Task objective → Restate the data below word for word. Skip any images it contains.

Source data →
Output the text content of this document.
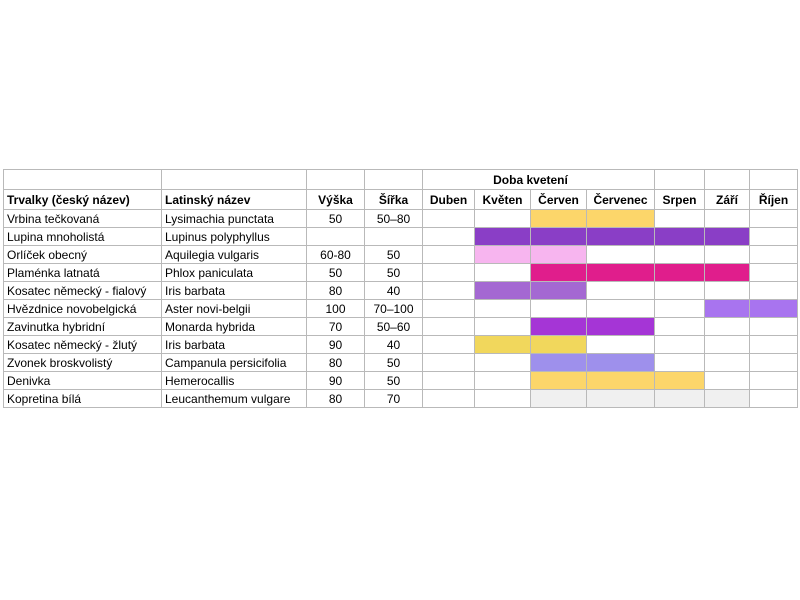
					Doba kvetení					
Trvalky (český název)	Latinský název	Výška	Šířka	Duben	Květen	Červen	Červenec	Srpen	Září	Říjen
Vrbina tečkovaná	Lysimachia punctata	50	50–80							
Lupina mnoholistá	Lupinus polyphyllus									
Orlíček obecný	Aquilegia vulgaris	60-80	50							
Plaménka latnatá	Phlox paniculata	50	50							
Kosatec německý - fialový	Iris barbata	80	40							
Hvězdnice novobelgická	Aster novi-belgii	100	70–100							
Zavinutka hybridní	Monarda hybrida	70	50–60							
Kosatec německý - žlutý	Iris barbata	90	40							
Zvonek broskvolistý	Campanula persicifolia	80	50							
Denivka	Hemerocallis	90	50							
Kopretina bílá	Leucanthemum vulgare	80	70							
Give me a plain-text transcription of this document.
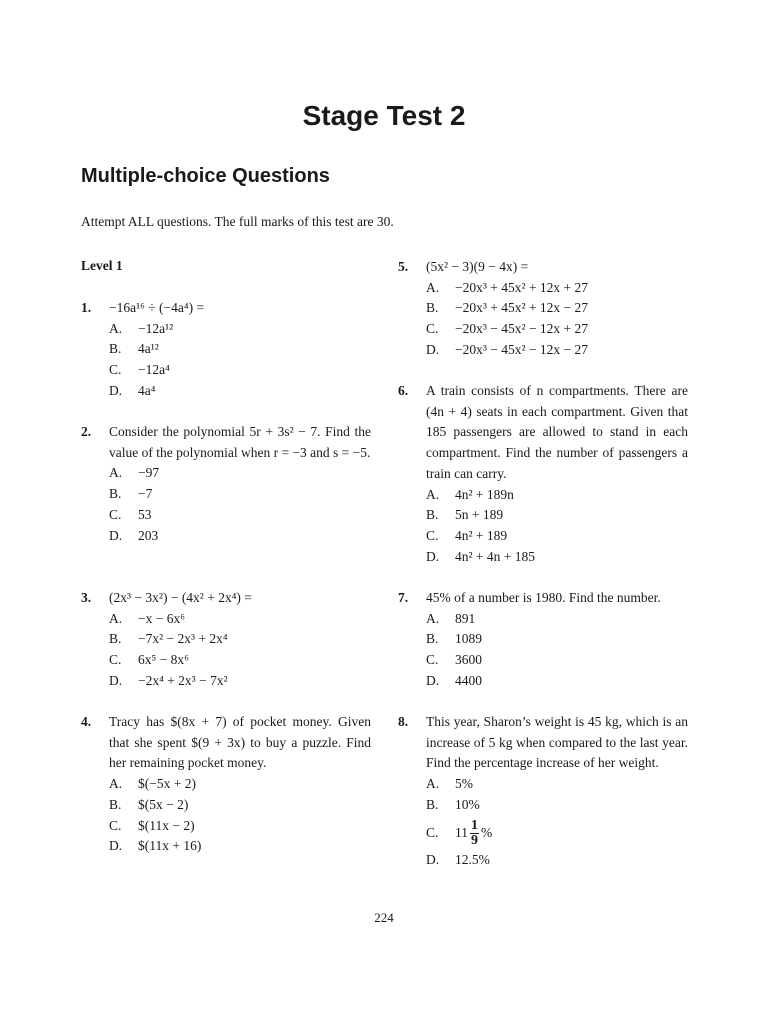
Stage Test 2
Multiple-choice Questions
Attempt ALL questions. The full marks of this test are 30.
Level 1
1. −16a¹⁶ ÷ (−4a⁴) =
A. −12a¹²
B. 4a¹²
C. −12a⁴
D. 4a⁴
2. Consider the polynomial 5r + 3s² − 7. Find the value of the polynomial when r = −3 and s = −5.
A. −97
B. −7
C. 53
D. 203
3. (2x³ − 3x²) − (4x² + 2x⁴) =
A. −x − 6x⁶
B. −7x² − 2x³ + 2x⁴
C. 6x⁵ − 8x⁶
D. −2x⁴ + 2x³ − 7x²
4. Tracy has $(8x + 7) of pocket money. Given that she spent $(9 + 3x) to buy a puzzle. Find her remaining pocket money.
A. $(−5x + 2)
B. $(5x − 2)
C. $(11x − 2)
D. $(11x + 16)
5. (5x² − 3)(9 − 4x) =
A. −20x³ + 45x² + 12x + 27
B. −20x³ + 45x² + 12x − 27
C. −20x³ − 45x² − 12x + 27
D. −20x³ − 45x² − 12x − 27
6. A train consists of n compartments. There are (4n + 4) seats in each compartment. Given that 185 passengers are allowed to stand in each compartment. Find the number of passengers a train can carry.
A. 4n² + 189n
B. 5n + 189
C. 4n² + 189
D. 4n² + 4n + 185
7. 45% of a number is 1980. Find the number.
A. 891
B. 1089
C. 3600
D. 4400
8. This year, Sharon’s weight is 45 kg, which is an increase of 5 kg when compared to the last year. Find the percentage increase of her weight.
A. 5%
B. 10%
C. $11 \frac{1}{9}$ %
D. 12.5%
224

Result below →
Output the text content of this document.
					Doba kvetení					
Trvalky (český název)	Latinský název	Výška	Šířka	Duben	Květen	Červen	Červenec	Srpen	Září	Říjen
Vrbina tečkovaná	Lysimachia punctata	50	50–80							
Lupina mnoholistá	Lupinus polyphyllus									
Orlíček obecný	Aquilegia vulgaris	60-80	50							
Plaménka latnatá	Phlox paniculata	50	50							
Kosatec německý - fialový	Iris barbata	80	40							
Hvězdnice novobelgická	Aster novi-belgii	100	70–100							
Zavinutka hybridní	Monarda hybrida	70	50–60							
Kosatec německý - žlutý	Iris barbata	90	40							
Zvonek broskvolistý	Campanula persicifolia	80	50							
Denivka	Hemerocallis	90	50							
Kopretina bílá	Leucanthemum vulgare	80	70							
Give me a plain-text transcription of this document.
Stage Test 2
Multiple-choice Questions
Attempt ALL questions. The full marks of this test are 30.
Level 1
1. −16a¹⁶ ÷ (−4a⁴) =
A. −12a¹²
B. 4a¹²
C. −12a⁴
D. 4a⁴
2. Consider the polynomial 5r + 3s² − 7. Find the value of the polynomial when r = −3 and s = −5.
A. −97
B. −7
C. 53
D. 203
3. (2x³ − 3x²) − (4x² + 2x⁴) =
A. −x − 6x⁶
B. −7x² − 2x³ + 2x⁴
C. 6x⁵ − 8x⁶
D. −2x⁴ + 2x³ − 7x²
4. Tracy has $(8x + 7) of pocket money. Given that she spent $(9 + 3x) to buy a puzzle. Find her remaining pocket money.
A. $(−5x + 2)
B. $(5x − 2)
C. $(11x − 2)
D. $(11x + 16)
5. (5x² − 3)(9 − 4x) =
A. −20x³ + 45x² + 12x + 27
B. −20x³ + 45x² + 12x − 27
C. −20x³ − 45x² − 12x + 27
D. −20x³ − 45x² − 12x − 27
6. A train consists of n compartments. There are (4n + 4) seats in each compartment. Given that 185 passengers are allowed to stand in each compartment. Find the number of passengers a train can carry.
A. 4n² + 189n
B. 5n + 189
C. 4n² + 189
D. 4n² + 4n + 185
7. 45% of a number is 1980. Find the number.
A. 891
B. 1089
C. 3600
D. 4400
8. This year, Sharon’s weight is 45 kg, which is an increase of 5 kg when compared to the last year. Find the percentage increase of her weight.
A. 5%
B. 10%
C. $11 \frac{1}{9}$ %
D. 12.5%
224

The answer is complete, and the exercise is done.